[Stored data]
>> START
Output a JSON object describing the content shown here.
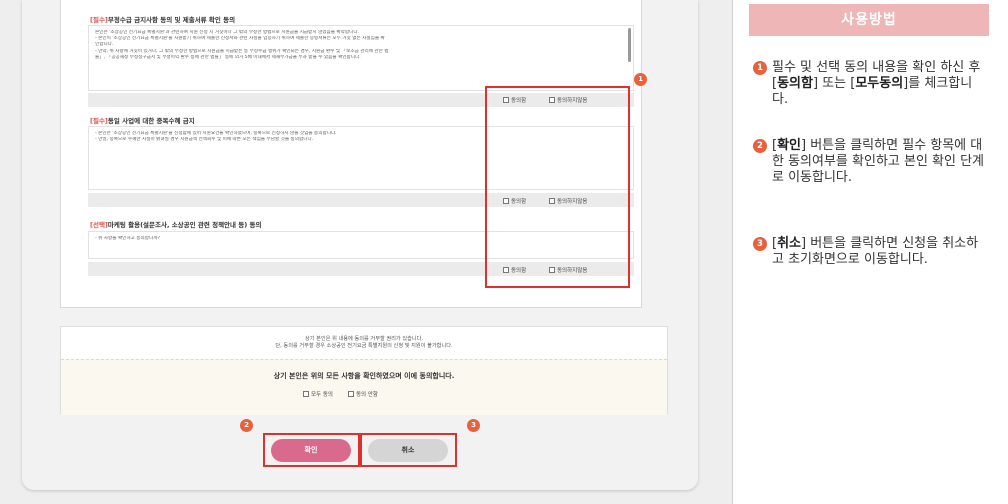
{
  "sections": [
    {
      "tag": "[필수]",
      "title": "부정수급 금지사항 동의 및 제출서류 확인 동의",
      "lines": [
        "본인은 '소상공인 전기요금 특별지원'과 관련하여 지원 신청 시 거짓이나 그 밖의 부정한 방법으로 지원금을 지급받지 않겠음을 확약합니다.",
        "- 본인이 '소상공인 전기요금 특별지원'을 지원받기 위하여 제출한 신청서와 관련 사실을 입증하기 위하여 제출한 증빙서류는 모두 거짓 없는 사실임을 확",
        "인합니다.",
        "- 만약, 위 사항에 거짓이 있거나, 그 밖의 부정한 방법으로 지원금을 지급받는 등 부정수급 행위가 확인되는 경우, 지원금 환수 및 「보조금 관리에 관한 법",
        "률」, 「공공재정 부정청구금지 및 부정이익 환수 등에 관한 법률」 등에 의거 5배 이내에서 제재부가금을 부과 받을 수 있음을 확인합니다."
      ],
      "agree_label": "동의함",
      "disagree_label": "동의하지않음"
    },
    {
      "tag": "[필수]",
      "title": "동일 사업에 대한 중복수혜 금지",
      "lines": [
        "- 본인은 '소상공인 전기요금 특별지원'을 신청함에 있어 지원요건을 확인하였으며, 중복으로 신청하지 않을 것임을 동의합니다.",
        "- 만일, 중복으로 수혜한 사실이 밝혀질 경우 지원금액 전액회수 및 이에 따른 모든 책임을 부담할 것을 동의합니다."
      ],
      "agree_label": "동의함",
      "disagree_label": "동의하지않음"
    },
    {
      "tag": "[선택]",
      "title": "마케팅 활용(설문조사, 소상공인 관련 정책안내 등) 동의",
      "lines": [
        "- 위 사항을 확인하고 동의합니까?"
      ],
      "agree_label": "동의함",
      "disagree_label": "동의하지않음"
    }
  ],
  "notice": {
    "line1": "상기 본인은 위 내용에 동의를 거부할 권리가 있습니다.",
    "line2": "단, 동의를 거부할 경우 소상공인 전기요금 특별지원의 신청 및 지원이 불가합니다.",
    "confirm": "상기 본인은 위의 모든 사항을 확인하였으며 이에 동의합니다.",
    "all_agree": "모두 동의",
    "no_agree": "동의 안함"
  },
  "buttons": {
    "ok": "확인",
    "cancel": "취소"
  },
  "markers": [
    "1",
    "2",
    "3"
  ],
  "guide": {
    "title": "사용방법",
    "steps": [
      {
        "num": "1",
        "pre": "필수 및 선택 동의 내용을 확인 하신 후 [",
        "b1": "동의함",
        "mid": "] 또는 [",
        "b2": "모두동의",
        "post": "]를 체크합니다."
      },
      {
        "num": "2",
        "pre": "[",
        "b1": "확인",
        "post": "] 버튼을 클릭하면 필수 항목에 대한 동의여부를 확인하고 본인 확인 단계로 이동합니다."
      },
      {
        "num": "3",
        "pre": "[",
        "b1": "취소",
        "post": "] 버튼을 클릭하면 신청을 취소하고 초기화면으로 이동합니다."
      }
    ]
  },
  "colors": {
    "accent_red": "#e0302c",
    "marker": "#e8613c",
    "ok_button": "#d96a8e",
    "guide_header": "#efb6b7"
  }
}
>> END
Direction. Extract every line from the records above that contains the word "전기요금".

Full solution.
        "본인은 '소상공인 전기요금 특별지원'과 관련하여 지원 신청 시 거짓이나 그 밖의 부정한 방법으로 지원금을 지급받지 않겠음을 확약합니다.",
        "- 본인이 '소상공인 전기요금 특별지원'을 지원받기 위하여 제출한 신청서와 관련 사실을 입증하기 위하여 제출한 증빙서류는 모두 거짓 없는 사실임을 확",
        "- 본인은 '소상공인 전기요금 특별지원'을 신청함에 있어 지원요건을 확인하였으며, 중복으로 신청하지 않을 것임을 동의합니다.",
    "line2": "단, 동의를 거부할 경우 소상공인 전기요금 특별지원의 신청 및 지원이 불가합니다.",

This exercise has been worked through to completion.